─── Data provided

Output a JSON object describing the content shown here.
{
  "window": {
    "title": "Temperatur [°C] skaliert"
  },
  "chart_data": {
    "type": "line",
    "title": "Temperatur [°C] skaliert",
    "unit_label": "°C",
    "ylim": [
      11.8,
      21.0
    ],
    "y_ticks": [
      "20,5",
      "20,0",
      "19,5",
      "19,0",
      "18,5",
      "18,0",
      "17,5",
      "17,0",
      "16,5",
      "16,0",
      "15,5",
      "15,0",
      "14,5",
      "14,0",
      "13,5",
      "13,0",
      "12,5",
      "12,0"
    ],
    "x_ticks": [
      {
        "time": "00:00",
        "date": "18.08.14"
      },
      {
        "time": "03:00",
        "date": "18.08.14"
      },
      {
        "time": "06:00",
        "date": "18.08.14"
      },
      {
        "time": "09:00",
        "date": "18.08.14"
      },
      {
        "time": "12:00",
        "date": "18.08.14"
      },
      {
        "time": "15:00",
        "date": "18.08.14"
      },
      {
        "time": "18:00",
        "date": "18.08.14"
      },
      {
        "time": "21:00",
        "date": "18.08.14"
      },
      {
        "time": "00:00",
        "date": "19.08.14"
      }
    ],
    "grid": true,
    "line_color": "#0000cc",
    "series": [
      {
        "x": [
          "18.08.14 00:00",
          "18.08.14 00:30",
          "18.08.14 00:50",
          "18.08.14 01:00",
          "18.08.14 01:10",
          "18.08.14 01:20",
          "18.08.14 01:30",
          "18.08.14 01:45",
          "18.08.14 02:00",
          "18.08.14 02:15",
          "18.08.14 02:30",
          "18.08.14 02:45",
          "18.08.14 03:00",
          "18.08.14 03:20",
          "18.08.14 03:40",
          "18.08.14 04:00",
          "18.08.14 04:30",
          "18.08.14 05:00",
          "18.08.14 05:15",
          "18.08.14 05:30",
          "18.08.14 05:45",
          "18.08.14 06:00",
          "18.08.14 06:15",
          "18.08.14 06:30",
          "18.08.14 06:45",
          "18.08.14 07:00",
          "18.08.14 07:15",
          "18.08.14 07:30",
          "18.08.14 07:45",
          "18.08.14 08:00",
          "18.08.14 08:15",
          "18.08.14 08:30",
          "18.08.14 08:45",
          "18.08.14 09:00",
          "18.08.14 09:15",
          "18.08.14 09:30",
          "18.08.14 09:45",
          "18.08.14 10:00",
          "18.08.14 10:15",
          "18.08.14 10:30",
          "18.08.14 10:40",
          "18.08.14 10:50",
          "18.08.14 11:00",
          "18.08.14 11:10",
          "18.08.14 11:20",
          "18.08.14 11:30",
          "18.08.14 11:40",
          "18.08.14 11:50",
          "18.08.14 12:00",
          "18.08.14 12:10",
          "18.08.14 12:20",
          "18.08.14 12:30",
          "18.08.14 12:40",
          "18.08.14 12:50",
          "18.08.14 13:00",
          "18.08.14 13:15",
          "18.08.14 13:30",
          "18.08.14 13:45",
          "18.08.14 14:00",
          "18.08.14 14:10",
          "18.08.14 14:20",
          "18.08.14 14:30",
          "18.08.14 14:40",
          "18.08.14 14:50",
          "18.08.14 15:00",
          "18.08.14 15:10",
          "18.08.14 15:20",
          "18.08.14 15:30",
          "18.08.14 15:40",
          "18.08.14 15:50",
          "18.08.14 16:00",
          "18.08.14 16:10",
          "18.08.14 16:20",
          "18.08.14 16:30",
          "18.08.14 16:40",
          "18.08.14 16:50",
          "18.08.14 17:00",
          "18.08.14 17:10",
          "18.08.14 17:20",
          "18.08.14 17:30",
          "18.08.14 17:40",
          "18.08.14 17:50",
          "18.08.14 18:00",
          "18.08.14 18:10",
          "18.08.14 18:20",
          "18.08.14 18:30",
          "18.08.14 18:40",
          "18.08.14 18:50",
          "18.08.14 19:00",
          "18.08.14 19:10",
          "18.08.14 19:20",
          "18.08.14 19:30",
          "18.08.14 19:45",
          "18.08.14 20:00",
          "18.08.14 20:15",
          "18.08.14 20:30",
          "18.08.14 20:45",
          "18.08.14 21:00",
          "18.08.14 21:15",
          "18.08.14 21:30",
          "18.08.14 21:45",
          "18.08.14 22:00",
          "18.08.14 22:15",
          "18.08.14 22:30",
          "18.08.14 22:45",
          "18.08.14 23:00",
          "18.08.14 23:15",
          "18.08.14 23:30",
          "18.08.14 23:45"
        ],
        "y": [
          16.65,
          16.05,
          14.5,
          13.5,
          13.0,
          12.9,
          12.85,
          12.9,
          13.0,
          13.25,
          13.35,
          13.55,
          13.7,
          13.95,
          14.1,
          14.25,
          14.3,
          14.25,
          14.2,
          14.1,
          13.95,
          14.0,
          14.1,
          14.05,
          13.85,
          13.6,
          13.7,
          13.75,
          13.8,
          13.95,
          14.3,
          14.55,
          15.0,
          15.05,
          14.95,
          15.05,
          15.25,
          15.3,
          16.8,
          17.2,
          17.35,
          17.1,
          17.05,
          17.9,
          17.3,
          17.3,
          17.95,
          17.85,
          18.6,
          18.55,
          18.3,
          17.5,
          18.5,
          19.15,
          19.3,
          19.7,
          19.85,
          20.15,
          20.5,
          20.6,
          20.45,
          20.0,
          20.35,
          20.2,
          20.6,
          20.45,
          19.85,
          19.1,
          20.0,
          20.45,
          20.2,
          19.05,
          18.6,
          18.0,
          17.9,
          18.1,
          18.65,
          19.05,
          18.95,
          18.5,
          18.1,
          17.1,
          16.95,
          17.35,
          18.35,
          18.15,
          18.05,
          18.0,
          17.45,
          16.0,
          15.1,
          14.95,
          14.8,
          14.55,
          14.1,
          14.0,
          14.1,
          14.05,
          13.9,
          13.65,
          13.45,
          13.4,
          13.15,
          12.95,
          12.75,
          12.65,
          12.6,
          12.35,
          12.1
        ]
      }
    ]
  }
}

──────

Gather and copy every line of the data in which the string "title" is found.

▶ **Worked solution**
    "title": "Temperatur [°C] skaliert"
    "title": "Temperatur [°C] skaliert",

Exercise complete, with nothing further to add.